Data entries

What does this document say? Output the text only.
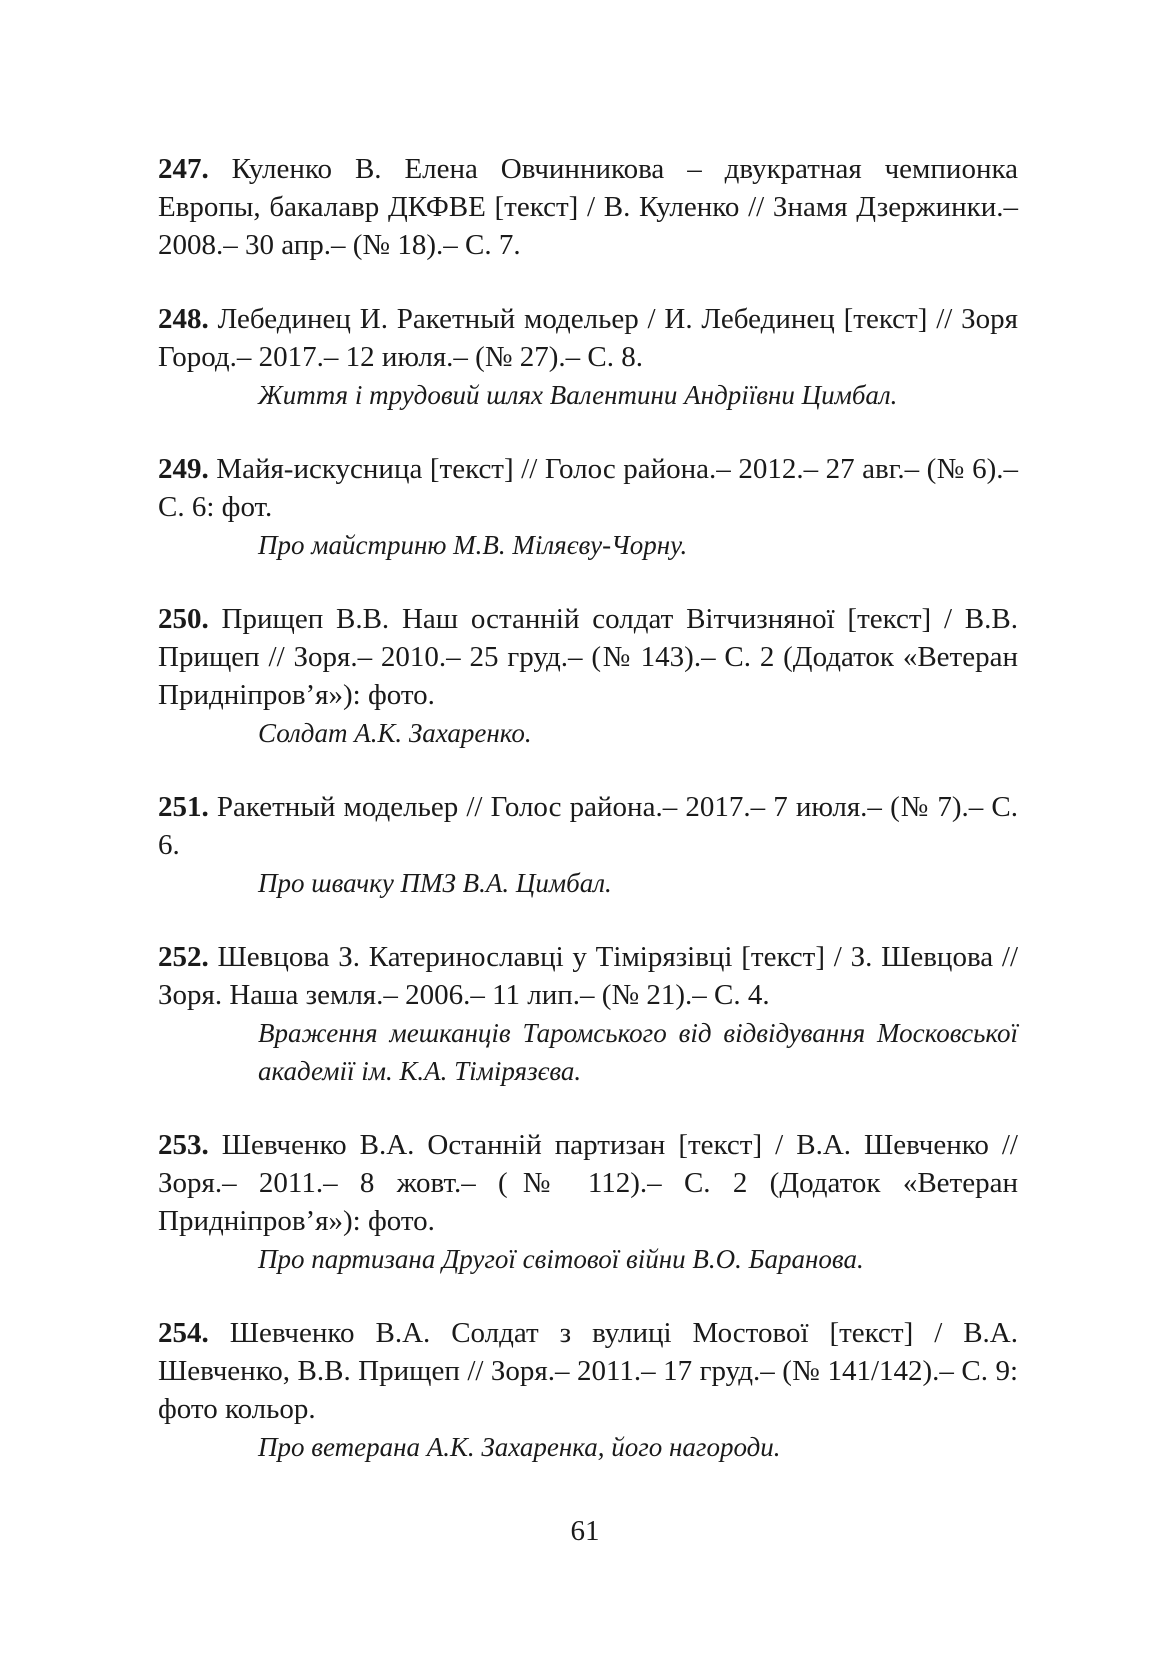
247. Куленко В. Елена Овчинникова – двукратная чемпионка Европы, бакалавр ДКФВЕ [текст] / В. Куленко // Знамя Дзержинки.– 2008.– 30 апр.– (№ 18).– С. 7.

248. Лебединец И. Ракетный модельер / И. Лебединец [текст] // Зоря Город.– 2017.– 12 июля.– (№ 27).– С. 8.

Життя і трудовий шлях Валентини Андріївни Цимбал.

249. Майя-искусница [текст] // Голос района.– 2012.– 27 авг.– (№ 6).– С. 6: фот.

Про майстриню М.В. Міляєву-Чорну.

250. Прищеп В.В. Наш останній солдат Вітчизняної [текст] / В.В. Прищеп // Зоря.– 2010.– 25 груд.– (№ 143).– С. 2 (Додаток «Ветеран Придніпров’я»): фото.

Солдат А.К. Захаренко.

251. Ракетный модельер // Голос района.– 2017.– 7 июля.– (№ 7).– С. 6.

Про швачку ПМЗ В.А. Цимбал.

252. Шевцова З. Катеринославці у Тімірязівці [текст] / З. Шевцова // Зоря. Наша земля.– 2006.– 11 лип.– (№ 21).– С. 4.

Враження мешканців Таромського від відвідування Московської академії ім. К.А. Тімірязєва.

253. Шевченко В.А. Останній партизан [текст] / В.А. Шевченко // Зоря.– 2011.– 8 жовт.– (№ 112).– С. 2 (Додаток «Ветеран Придніпров’я»): фото.

Про партизана Другої світової війни В.О. Баранова.

254. Шевченко В.А. Солдат з вулиці Мостової [текст] / В.А. Шевченко, В.В. Прищеп // Зоря.– 2011.– 17 груд.– (№ 141/142).– С. 9: фото кольор.

Про ветерана А.К. Захаренка, його нагороди.

61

## Problem description
Gather every line from the listing above in which the word "Ракетный" appears.

## Final result
248. Лебединец И. Ракетный модельер / И. Лебединец [текст] // Зоря Город.– 2017.– 12 июля.– (№ 27).– С. 8.
251. Ракетный модельер // Голос района.– 2017.– 7 июля.– (№ 7).– С. 6.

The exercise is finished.